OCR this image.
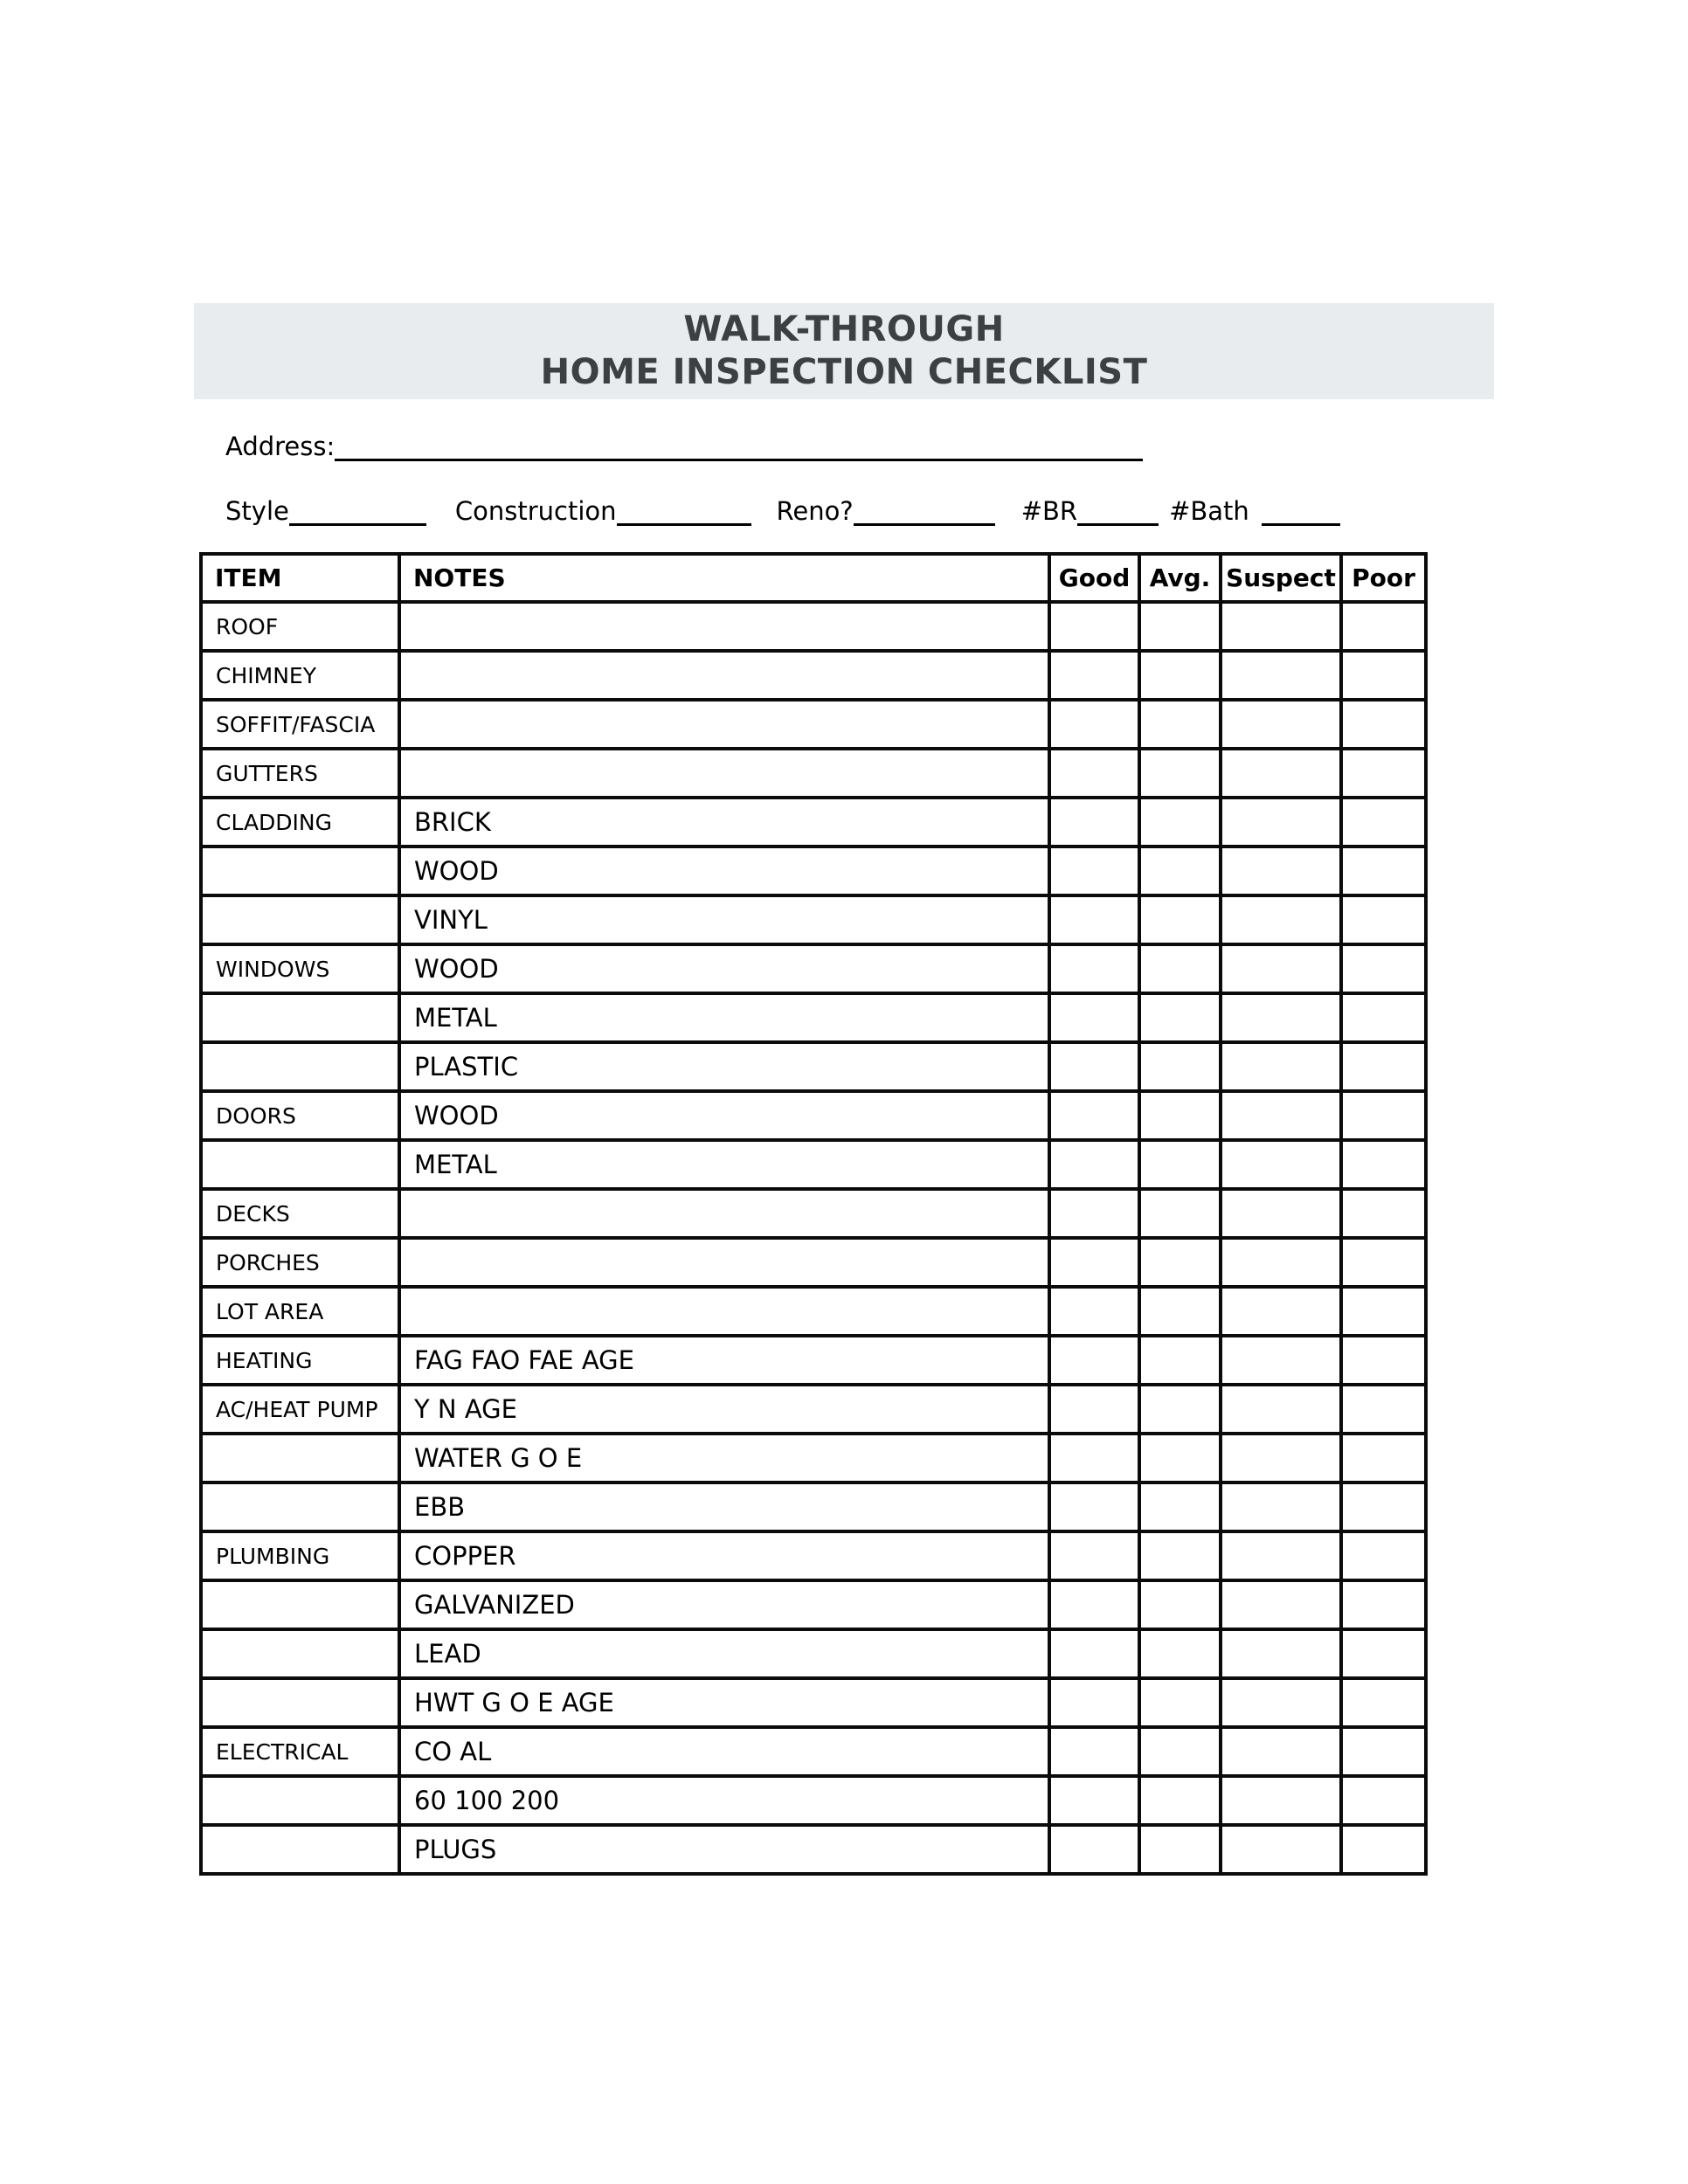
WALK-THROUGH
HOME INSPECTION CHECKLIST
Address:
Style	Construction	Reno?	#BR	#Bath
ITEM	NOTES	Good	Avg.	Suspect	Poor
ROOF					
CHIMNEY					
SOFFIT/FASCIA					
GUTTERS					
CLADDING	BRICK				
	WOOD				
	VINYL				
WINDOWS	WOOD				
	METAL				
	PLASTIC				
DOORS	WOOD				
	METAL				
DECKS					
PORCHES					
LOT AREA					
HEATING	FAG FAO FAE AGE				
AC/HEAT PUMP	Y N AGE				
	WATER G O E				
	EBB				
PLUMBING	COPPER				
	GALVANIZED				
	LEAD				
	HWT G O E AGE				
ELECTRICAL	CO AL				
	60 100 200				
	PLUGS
* * *
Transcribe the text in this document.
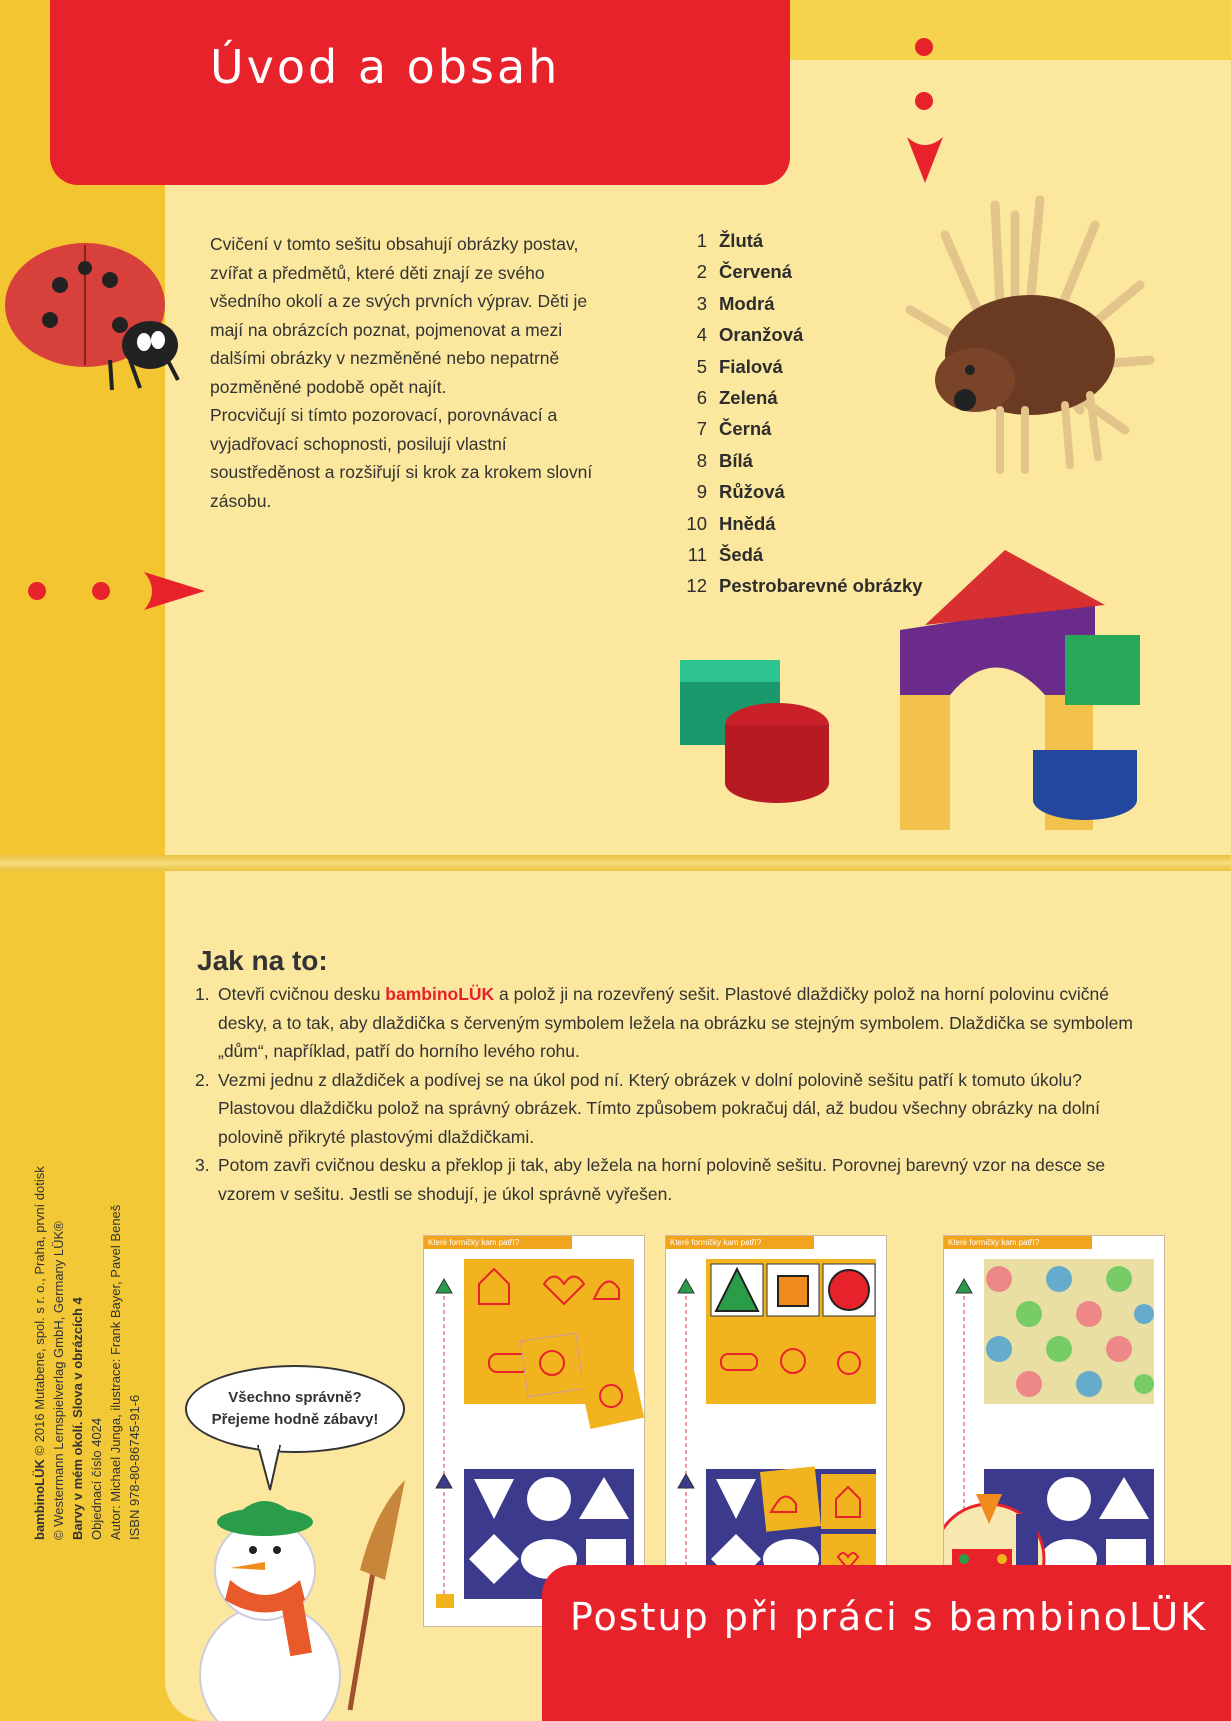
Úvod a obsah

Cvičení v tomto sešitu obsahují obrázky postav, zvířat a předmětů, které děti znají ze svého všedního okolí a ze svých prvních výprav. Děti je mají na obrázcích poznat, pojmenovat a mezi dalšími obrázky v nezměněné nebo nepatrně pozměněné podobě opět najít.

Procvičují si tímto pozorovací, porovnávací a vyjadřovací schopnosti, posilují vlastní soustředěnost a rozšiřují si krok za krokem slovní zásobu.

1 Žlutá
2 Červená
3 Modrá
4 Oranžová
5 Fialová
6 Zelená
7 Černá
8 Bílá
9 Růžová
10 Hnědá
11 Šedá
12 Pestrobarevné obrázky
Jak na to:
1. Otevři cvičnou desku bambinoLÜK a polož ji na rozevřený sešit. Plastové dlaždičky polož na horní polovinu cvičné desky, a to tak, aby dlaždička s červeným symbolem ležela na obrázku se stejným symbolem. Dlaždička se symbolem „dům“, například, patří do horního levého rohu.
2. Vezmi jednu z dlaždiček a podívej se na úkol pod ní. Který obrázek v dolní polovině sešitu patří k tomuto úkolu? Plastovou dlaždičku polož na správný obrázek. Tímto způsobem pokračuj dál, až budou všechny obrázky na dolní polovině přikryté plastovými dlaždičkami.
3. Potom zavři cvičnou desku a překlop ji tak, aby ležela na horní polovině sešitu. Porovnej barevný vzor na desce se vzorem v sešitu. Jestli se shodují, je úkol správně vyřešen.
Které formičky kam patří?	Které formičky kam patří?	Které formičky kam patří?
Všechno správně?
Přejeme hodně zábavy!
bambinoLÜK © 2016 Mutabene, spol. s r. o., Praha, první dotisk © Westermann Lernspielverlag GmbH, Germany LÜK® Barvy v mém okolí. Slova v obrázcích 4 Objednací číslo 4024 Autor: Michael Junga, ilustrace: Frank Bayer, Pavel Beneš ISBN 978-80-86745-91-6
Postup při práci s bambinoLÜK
==
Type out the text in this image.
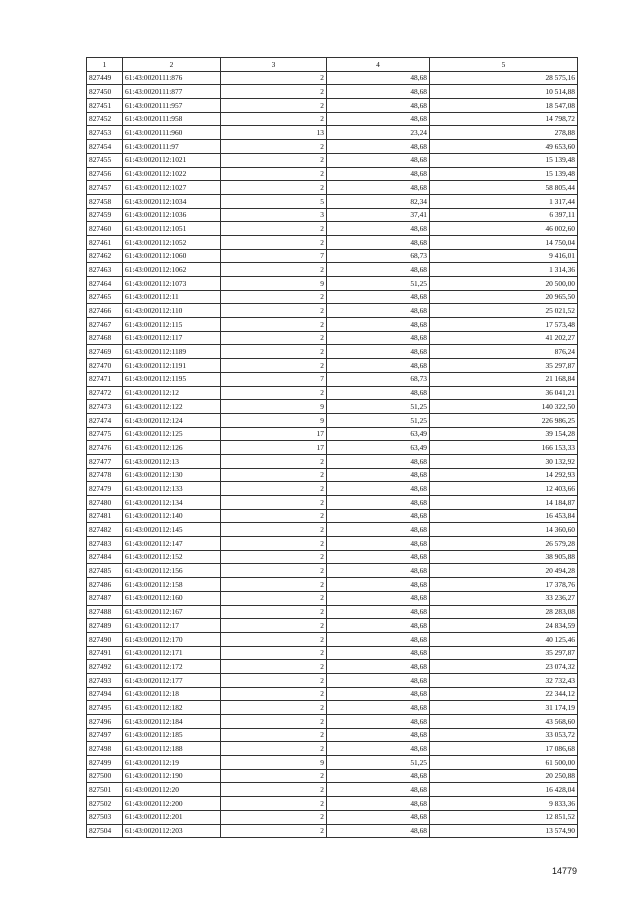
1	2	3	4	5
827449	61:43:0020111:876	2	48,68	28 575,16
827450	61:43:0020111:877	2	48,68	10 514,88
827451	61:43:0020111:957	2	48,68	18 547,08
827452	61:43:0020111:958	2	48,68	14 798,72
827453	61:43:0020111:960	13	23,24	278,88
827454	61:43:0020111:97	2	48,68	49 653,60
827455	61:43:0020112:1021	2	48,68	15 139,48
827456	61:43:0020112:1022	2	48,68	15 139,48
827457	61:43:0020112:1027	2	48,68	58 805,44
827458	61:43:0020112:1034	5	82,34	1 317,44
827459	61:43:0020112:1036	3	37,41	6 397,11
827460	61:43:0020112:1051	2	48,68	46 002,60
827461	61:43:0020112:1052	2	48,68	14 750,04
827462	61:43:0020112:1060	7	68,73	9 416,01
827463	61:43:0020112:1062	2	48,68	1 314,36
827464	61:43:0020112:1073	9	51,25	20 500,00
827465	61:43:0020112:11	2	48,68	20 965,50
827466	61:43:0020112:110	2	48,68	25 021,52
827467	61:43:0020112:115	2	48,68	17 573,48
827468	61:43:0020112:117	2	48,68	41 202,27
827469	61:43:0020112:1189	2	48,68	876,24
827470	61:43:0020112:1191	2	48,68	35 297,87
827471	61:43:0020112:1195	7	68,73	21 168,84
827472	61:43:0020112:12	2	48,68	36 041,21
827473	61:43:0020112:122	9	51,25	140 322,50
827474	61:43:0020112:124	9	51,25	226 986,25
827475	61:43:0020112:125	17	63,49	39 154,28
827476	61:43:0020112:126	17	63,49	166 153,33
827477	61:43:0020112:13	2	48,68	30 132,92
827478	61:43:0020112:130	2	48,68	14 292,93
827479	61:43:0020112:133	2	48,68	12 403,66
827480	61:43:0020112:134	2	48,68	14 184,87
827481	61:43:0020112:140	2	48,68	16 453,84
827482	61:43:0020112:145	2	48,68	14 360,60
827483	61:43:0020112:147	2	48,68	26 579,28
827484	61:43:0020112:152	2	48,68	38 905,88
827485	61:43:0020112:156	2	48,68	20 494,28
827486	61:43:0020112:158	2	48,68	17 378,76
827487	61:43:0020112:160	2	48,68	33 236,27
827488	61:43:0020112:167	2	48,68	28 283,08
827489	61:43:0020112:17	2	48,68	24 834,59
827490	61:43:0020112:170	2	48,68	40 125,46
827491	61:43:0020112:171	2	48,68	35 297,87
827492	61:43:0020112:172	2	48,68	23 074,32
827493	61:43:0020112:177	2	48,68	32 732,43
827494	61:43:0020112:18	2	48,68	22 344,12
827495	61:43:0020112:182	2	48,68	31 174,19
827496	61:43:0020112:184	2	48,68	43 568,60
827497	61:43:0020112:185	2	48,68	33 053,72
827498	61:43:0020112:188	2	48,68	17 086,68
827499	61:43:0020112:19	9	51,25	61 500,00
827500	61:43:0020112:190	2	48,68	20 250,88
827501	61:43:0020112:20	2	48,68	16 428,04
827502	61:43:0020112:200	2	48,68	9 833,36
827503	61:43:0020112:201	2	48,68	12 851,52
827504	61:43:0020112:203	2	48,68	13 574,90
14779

Task brief: Look through the entries above; copy each line where the string "image" appears.

Answer to this exercise:
OCR this image.
Type out the text in this image.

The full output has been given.